**Written exercise:**
Please give the listing again, word for word, with nothing left out.

**Stored rows:**
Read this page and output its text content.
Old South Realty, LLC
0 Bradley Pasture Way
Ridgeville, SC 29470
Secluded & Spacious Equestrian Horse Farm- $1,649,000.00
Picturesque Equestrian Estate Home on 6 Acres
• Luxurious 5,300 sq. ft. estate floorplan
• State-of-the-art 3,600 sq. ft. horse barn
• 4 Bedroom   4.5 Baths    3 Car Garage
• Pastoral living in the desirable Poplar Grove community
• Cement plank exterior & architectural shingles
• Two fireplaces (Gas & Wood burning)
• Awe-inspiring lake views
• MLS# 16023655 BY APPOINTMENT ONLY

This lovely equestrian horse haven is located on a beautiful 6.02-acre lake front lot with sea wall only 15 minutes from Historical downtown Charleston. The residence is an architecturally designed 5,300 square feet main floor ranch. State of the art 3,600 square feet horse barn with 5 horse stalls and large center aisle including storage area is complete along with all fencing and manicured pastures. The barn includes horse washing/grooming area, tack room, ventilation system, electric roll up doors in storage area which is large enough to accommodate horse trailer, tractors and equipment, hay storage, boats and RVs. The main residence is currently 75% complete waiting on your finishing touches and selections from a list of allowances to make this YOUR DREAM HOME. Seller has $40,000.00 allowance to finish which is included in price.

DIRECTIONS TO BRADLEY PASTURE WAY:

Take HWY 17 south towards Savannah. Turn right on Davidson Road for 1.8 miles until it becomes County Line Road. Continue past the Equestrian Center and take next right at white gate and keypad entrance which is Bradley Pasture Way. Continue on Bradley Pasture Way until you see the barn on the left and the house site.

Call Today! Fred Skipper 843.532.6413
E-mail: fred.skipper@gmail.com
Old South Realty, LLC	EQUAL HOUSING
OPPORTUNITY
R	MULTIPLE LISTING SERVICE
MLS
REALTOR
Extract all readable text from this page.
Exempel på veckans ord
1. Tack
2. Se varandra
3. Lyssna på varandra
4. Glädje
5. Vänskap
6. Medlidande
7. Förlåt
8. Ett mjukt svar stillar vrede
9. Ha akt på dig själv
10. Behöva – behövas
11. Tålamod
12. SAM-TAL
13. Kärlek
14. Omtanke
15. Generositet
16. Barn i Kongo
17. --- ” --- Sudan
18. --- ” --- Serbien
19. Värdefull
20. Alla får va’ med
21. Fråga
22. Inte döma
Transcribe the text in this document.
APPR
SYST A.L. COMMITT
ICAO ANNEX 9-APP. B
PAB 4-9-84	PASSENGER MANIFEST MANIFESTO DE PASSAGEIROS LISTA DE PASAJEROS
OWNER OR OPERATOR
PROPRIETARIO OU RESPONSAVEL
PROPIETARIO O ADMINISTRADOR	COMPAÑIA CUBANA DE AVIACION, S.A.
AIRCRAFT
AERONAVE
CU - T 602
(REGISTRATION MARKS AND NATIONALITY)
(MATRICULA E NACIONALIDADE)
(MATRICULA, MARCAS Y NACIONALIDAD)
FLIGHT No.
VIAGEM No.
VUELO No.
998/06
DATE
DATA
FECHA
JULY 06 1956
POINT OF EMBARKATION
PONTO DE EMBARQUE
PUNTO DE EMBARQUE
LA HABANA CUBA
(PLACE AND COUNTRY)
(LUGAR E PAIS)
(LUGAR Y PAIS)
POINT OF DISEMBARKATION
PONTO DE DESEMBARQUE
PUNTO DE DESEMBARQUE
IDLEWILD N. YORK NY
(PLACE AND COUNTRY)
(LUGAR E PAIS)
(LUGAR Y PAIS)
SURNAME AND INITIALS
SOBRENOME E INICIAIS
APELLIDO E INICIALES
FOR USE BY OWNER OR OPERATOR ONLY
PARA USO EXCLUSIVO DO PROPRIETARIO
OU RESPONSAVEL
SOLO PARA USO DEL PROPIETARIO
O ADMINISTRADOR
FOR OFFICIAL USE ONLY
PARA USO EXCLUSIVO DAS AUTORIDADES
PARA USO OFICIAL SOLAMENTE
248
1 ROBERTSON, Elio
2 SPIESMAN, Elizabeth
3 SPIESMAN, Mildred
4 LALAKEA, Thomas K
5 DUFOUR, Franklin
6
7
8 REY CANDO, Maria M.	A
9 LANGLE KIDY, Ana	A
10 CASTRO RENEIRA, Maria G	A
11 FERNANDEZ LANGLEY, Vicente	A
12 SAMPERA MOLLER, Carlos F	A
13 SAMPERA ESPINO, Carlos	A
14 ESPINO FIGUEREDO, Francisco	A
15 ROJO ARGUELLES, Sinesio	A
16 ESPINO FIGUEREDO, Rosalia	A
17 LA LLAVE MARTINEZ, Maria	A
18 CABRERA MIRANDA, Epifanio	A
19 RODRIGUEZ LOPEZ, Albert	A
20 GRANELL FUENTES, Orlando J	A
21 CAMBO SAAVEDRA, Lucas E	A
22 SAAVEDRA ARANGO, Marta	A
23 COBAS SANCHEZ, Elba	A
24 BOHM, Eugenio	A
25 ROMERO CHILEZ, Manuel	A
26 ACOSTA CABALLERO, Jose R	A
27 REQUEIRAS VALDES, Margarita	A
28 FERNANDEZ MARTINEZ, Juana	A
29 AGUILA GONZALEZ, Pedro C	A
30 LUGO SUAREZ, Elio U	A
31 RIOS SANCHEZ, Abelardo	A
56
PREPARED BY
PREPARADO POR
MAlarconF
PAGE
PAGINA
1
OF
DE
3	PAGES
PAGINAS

**Final answer:**
Read this page and output its text content.
Old South Realty, LLC
0 Bradley Pasture Way
Ridgeville, SC 29470
Secluded & Spacious Equestrian Horse Farm- $1,649,000.00
Picturesque Equestrian Estate Home on 6 Acres
• Luxurious 5,300 sq. ft. estate floorplan
• State-of-the-art 3,600 sq. ft. horse barn
• 4 Bedroom   4.5 Baths    3 Car Garage
• Pastoral living in the desirable Poplar Grove community
• Cement plank exterior & architectural shingles
• Two fireplaces (Gas & Wood burning)
• Awe-inspiring lake views
• MLS# 16023655 BY APPOINTMENT ONLY

This lovely equestrian horse haven is located on a beautiful 6.02-acre lake front lot with sea wall only 15 minutes from Historical downtown Charleston. The residence is an architecturally designed 5,300 square feet main floor ranch. State of the art 3,600 square feet horse barn with 5 horse stalls and large center aisle including storage area is complete along with all fencing and manicured pastures. The barn includes horse washing/grooming area, tack room, ventilation system, electric roll up doors in storage area which is large enough to accommodate horse trailer, tractors and equipment, hay storage, boats and RVs. The main residence is currently 75% complete waiting on your finishing touches and selections from a list of allowances to make this YOUR DREAM HOME. Seller has $40,000.00 allowance to finish which is included in price.

DIRECTIONS TO BRADLEY PASTURE WAY:

Take HWY 17 south towards Savannah. Turn right on Davidson Road for 1.8 miles until it becomes County Line Road. Continue past the Equestrian Center and take next right at white gate and keypad entrance which is Bradley Pasture Way. Continue on Bradley Pasture Way until you see the barn on the left and the house site.

Call Today! Fred Skipper 843.532.6413
E-mail: fred.skipper@gmail.com
Old South Realty, LLC	EQUAL HOUSING
OPPORTUNITY
R	MULTIPLE LISTING SERVICE
MLS
REALTOR
Extract all readable text from this page.
Exempel på veckans ord
1. Tack
2. Se varandra
3. Lyssna på varandra
4. Glädje
5. Vänskap
6. Medlidande
7. Förlåt
8. Ett mjukt svar stillar vrede
9. Ha akt på dig själv
10. Behöva – behövas
11. Tålamod
12. SAM-TAL
13. Kärlek
14. Omtanke
15. Generositet
16. Barn i Kongo
17. --- ” --- Sudan
18. --- ” --- Serbien
19. Värdefull
20. Alla får va’ med
21. Fråga
22. Inte döma
Transcribe the text in this document.
APPR
SYST A.L. COMMITT
ICAO ANNEX 9-APP. B
PAB 4-9-84	PASSENGER MANIFEST MANIFESTO DE PASSAGEIROS LISTA DE PASAJEROS
OWNER OR OPERATOR
PROPRIETARIO OU RESPONSAVEL
PROPIETARIO O ADMINISTRADOR	COMPAÑIA CUBANA DE AVIACION, S.A.
AIRCRAFT
AERONAVE
CU - T 602
(REGISTRATION MARKS AND NATIONALITY)
(MATRICULA E NACIONALIDADE)
(MATRICULA, MARCAS Y NACIONALIDAD)
FLIGHT No.
VIAGEM No.
VUELO No.
998/06
DATE
DATA
FECHA
JULY 06 1956
POINT OF EMBARKATION
PONTO DE EMBARQUE
PUNTO DE EMBARQUE
LA HABANA CUBA
(PLACE AND COUNTRY)
(LUGAR E PAIS)
(LUGAR Y PAIS)
POINT OF DISEMBARKATION
PONTO DE DESEMBARQUE
PUNTO DE DESEMBARQUE
IDLEWILD N. YORK NY
(PLACE AND COUNTRY)
(LUGAR E PAIS)
(LUGAR Y PAIS)
SURNAME AND INITIALS
SOBRENOME E INICIAIS
APELLIDO E INICIALES
FOR USE BY OWNER OR OPERATOR ONLY
PARA USO EXCLUSIVO DO PROPRIETARIO
OU RESPONSAVEL
SOLO PARA USO DEL PROPIETARIO
O ADMINISTRADOR
FOR OFFICIAL USE ONLY
PARA USO EXCLUSIVO DAS AUTORIDADES
PARA USO OFICIAL SOLAMENTE
248
1 ROBERTSON, Elio
2 SPIESMAN, Elizabeth
3 SPIESMAN, Mildred
4 LALAKEA, Thomas K
5 DUFOUR, Franklin
6
7
8 REY CANDO, Maria M.	A
9 LANGLE KIDY, Ana	A
10 CASTRO RENEIRA, Maria G	A
11 FERNANDEZ LANGLEY, Vicente	A
12 SAMPERA MOLLER, Carlos F	A
13 SAMPERA ESPINO, Carlos	A
14 ESPINO FIGUEREDO, Francisco	A
15 ROJO ARGUELLES, Sinesio	A
16 ESPINO FIGUEREDO, Rosalia	A
17 LA LLAVE MARTINEZ, Maria	A
18 CABRERA MIRANDA, Epifanio	A
19 RODRIGUEZ LOPEZ, Albert	A
20 GRANELL FUENTES, Orlando J	A
21 CAMBO SAAVEDRA, Lucas E	A
22 SAAVEDRA ARANGO, Marta	A
23 COBAS SANCHEZ, Elba	A
24 BOHM, Eugenio	A
25 ROMERO CHILEZ, Manuel	A
26 ACOSTA CABALLERO, Jose R	A
27 REQUEIRAS VALDES, Margarita	A
28 FERNANDEZ MARTINEZ, Juana	A
29 AGUILA GONZALEZ, Pedro C	A
30 LUGO SUAREZ, Elio U	A
31 RIOS SANCHEZ, Abelardo	A
56
PREPARED BY
PREPARADO POR
MAlarconF
PAGE
PAGINA
1
OF
DE
3	PAGES
PAGINAS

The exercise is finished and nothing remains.